■ **Written instruction**
Find every row below that contains the word "lobule" and copy each of those rows in full.

■ **Data rows**
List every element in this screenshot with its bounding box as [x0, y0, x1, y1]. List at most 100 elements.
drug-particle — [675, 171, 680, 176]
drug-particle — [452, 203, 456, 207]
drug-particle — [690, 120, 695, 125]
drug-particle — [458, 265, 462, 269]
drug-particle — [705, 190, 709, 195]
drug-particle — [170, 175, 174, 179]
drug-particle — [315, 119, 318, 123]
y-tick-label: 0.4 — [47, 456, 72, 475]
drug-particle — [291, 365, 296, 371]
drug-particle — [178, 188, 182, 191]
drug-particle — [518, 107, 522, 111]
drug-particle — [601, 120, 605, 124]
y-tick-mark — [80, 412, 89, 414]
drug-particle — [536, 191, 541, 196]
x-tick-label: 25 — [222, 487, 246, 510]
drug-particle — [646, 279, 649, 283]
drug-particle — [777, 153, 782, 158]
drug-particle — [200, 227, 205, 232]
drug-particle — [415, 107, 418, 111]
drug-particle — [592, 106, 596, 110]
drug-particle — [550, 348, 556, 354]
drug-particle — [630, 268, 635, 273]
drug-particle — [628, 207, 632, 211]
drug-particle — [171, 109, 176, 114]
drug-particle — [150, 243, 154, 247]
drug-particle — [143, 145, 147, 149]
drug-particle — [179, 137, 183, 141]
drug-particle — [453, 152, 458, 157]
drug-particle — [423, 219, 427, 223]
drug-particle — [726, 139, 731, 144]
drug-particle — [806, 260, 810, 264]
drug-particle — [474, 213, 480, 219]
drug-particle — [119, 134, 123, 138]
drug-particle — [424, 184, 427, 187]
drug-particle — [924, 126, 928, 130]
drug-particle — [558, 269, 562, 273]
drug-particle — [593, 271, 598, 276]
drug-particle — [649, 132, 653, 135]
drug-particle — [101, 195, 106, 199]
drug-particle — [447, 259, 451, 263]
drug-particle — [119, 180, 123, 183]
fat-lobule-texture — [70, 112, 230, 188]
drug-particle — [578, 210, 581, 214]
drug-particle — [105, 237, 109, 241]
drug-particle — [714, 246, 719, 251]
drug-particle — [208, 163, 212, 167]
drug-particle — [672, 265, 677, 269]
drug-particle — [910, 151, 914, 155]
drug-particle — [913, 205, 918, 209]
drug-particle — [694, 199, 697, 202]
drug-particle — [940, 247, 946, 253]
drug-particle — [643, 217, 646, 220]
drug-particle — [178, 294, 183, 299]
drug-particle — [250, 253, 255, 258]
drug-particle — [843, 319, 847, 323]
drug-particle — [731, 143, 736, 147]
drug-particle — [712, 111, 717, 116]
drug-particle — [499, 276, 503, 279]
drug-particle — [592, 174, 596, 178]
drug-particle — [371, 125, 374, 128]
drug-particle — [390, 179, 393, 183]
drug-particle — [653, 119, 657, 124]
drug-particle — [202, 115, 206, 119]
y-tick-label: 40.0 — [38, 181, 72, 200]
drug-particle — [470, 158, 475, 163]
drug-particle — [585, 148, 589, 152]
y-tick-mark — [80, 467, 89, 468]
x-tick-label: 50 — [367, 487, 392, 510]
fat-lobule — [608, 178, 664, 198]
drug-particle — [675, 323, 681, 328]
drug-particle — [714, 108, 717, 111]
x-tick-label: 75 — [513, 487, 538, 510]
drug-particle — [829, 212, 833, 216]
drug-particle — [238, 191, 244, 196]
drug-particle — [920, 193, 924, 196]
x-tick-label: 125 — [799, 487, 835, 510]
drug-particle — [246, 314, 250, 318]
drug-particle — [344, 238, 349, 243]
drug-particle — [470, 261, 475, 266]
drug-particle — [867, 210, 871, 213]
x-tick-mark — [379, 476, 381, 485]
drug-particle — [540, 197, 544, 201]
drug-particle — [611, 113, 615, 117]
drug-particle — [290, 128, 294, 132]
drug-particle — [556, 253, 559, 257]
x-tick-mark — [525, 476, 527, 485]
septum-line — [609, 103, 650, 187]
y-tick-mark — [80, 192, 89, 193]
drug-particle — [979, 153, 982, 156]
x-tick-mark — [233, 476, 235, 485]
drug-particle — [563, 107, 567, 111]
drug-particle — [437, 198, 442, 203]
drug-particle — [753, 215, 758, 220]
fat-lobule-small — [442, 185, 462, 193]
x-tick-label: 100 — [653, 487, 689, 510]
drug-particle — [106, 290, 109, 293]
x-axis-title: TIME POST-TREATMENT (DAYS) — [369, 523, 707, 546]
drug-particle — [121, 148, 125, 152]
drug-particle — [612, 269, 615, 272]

■ **Solution for this exercise**
fat-lobule-texture — [70, 112, 230, 188]
fat-lobule — [608, 178, 664, 198]
fat-lobule-small — [442, 185, 462, 193]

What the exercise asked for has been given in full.